- _To be done_
Please write out every line of the records below verbatim, keeping each one unchanged.

--*--

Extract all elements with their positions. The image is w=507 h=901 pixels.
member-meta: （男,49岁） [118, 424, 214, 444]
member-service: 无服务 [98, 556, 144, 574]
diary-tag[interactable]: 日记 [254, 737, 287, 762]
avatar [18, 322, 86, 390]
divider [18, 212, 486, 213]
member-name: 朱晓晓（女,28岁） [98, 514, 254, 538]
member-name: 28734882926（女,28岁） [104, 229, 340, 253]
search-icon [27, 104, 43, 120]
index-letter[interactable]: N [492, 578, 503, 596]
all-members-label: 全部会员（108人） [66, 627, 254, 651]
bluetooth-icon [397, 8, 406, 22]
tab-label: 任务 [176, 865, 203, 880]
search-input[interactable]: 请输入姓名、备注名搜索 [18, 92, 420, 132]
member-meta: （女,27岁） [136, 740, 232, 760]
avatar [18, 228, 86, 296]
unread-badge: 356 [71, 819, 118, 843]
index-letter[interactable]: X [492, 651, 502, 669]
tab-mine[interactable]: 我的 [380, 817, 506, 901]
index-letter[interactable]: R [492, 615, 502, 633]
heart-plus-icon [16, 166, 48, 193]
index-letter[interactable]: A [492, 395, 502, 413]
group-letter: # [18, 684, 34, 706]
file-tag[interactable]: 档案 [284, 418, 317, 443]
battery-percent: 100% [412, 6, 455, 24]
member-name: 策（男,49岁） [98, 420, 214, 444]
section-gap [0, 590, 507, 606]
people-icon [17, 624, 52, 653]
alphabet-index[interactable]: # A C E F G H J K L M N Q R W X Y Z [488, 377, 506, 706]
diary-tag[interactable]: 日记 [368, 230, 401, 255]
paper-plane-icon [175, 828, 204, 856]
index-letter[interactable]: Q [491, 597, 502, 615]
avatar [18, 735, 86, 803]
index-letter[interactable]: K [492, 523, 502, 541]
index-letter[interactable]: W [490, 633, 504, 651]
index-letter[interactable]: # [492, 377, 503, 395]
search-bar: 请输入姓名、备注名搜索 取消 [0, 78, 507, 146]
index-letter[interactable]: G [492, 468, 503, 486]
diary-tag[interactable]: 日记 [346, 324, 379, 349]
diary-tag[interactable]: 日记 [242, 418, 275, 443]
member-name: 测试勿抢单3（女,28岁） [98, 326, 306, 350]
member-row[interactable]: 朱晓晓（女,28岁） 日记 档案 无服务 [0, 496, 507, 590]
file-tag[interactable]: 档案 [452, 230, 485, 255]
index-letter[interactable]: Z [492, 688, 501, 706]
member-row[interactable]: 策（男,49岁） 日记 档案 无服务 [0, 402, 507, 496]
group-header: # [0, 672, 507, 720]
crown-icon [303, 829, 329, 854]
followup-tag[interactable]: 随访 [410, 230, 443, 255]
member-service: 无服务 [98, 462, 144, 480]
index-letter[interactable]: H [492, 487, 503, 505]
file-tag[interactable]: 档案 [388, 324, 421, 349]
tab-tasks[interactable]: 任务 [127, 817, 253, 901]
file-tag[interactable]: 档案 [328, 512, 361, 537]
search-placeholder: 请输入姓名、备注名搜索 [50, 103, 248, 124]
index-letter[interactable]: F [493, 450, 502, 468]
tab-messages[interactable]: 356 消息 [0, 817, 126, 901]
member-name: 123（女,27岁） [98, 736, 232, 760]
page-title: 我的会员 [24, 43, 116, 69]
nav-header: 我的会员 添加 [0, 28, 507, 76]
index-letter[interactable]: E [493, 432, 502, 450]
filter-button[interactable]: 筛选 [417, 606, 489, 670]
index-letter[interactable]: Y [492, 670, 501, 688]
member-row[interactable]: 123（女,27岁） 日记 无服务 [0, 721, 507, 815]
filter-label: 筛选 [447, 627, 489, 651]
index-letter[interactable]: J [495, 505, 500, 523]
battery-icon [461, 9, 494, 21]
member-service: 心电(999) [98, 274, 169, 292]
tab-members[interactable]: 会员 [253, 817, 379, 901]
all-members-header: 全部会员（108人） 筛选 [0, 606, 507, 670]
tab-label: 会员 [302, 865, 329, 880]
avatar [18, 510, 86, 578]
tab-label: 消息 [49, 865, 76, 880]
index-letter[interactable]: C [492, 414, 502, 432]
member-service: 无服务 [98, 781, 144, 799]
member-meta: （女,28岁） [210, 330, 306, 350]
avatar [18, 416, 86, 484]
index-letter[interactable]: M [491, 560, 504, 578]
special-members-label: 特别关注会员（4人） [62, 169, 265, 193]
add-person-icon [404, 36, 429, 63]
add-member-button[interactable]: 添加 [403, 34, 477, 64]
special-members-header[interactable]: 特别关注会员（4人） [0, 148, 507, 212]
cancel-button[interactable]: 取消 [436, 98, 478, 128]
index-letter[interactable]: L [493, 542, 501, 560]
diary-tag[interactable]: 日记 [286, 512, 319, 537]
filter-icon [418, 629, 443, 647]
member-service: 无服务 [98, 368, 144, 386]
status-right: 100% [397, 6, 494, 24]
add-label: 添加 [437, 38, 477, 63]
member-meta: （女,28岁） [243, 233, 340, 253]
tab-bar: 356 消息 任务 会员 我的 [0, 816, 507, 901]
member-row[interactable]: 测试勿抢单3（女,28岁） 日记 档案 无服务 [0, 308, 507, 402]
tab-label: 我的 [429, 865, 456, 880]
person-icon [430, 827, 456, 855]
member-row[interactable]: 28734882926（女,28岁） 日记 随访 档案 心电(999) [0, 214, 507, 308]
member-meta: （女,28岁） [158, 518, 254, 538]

--*--

- _Right answer_
Extract all elements with their positions. The image is w=507 h=901 pixels.
member-meta: （男,49岁） [118, 424, 214, 444]
member-service: 无服务 [98, 556, 144, 574]
diary-tag[interactable]: 日记 [254, 737, 287, 762]
avatar [18, 322, 86, 390]
divider [18, 212, 486, 213]
member-name: 朱晓晓（女,28岁） [98, 514, 254, 538]
member-name: 28734882926（女,28岁） [104, 229, 340, 253]
search-icon [27, 104, 43, 120]
index-letter[interactable]: N [492, 578, 503, 596]
all-members-label: 全部会员（108人） [66, 627, 254, 651]
bluetooth-icon [397, 8, 406, 22]
tab-label: 任务 [176, 865, 203, 880]
search-input[interactable]: 请输入姓名、备注名搜索 [18, 92, 420, 132]
member-meta: （女,27岁） [136, 740, 232, 760]
avatar [18, 228, 86, 296]
unread-badge: 356 [71, 819, 118, 843]
index-letter[interactable]: X [492, 651, 502, 669]
tab-mine[interactable]: 我的 [380, 817, 506, 901]
index-letter[interactable]: R [492, 615, 502, 633]
heart-plus-icon [16, 166, 48, 193]
index-letter[interactable]: A [492, 395, 502, 413]
group-letter: # [18, 684, 34, 706]
file-tag[interactable]: 档案 [284, 418, 317, 443]
battery-percent: 100% [412, 6, 455, 24]
member-name: 策（男,49岁） [98, 420, 214, 444]
section-gap [0, 590, 507, 606]
people-icon [17, 624, 52, 653]
alphabet-index[interactable]: # A C E F G H J K L M N Q R W X Y Z [488, 377, 506, 706]
diary-tag[interactable]: 日记 [368, 230, 401, 255]
paper-plane-icon [175, 828, 204, 856]
index-letter[interactable]: Q [491, 597, 502, 615]
avatar [18, 735, 86, 803]
index-letter[interactable]: K [492, 523, 502, 541]
index-letter[interactable]: W [490, 633, 504, 651]
index-letter[interactable]: # [492, 377, 503, 395]
search-bar: 请输入姓名、备注名搜索 取消 [0, 78, 507, 146]
index-letter[interactable]: G [492, 468, 503, 486]
diary-tag[interactable]: 日记 [346, 324, 379, 349]
diary-tag[interactable]: 日记 [242, 418, 275, 443]
member-name: 测试勿抢单3（女,28岁） [98, 326, 306, 350]
member-row[interactable]: 朱晓晓（女,28岁） 日记 档案 无服务 [0, 496, 507, 590]
file-tag[interactable]: 档案 [452, 230, 485, 255]
index-letter[interactable]: Z [492, 688, 501, 706]
member-row[interactable]: 策（男,49岁） 日记 档案 无服务 [0, 402, 507, 496]
group-header: # [0, 672, 507, 720]
crown-icon [303, 829, 329, 854]
followup-tag[interactable]: 随访 [410, 230, 443, 255]
member-service: 无服务 [98, 462, 144, 480]
index-letter[interactable]: H [492, 487, 503, 505]
file-tag[interactable]: 档案 [388, 324, 421, 349]
tab-tasks[interactable]: 任务 [127, 817, 253, 901]
file-tag[interactable]: 档案 [328, 512, 361, 537]
search-placeholder: 请输入姓名、备注名搜索 [50, 103, 248, 124]
index-letter[interactable]: F [493, 450, 502, 468]
tab-messages[interactable]: 356 消息 [0, 817, 126, 901]
member-name: 123（女,27岁） [98, 736, 232, 760]
page-title: 我的会员 [24, 43, 116, 69]
nav-header: 我的会员 添加 [0, 28, 507, 76]
index-letter[interactable]: E [493, 432, 502, 450]
filter-button[interactable]: 筛选 [417, 606, 489, 670]
index-letter[interactable]: Y [492, 670, 501, 688]
member-row[interactable]: 123（女,27岁） 日记 无服务 [0, 721, 507, 815]
filter-label: 筛选 [447, 627, 489, 651]
index-letter[interactable]: J [495, 505, 500, 523]
battery-icon [461, 9, 494, 21]
member-service: 心电(999) [98, 274, 169, 292]
tab-members[interactable]: 会员 [253, 817, 379, 901]
all-members-header: 全部会员（108人） 筛选 [0, 606, 507, 670]
tab-label: 会员 [302, 865, 329, 880]
avatar [18, 510, 86, 578]
tab-label: 消息 [49, 865, 76, 880]
index-letter[interactable]: C [492, 414, 502, 432]
member-service: 无服务 [98, 781, 144, 799]
member-meta: （女,28岁） [210, 330, 306, 350]
avatar [18, 416, 86, 484]
index-letter[interactable]: M [491, 560, 504, 578]
special-members-label: 特别关注会员（4人） [62, 169, 265, 193]
add-person-icon [404, 36, 429, 63]
add-member-button[interactable]: 添加 [403, 34, 477, 64]
special-members-header[interactable]: 特别关注会员（4人） [0, 148, 507, 212]
cancel-button[interactable]: 取消 [436, 98, 478, 128]
index-letter[interactable]: L [493, 542, 501, 560]
diary-tag[interactable]: 日记 [286, 512, 319, 537]
filter-icon [418, 629, 443, 647]
member-service: 无服务 [98, 368, 144, 386]
status-right: 100% [397, 6, 494, 24]
add-label: 添加 [437, 38, 477, 63]
member-meta: （女,28岁） [243, 233, 340, 253]
tab-bar: 356 消息 任务 会员 我的 [0, 816, 507, 901]
member-row[interactable]: 测试勿抢单3（女,28岁） 日记 档案 无服务 [0, 308, 507, 402]
tab-label: 我的 [429, 865, 456, 880]
person-icon [430, 827, 456, 855]
member-row[interactable]: 28734882926（女,28岁） 日记 随访 档案 心电(999) [0, 214, 507, 308]
member-meta: （女,28岁） [158, 518, 254, 538]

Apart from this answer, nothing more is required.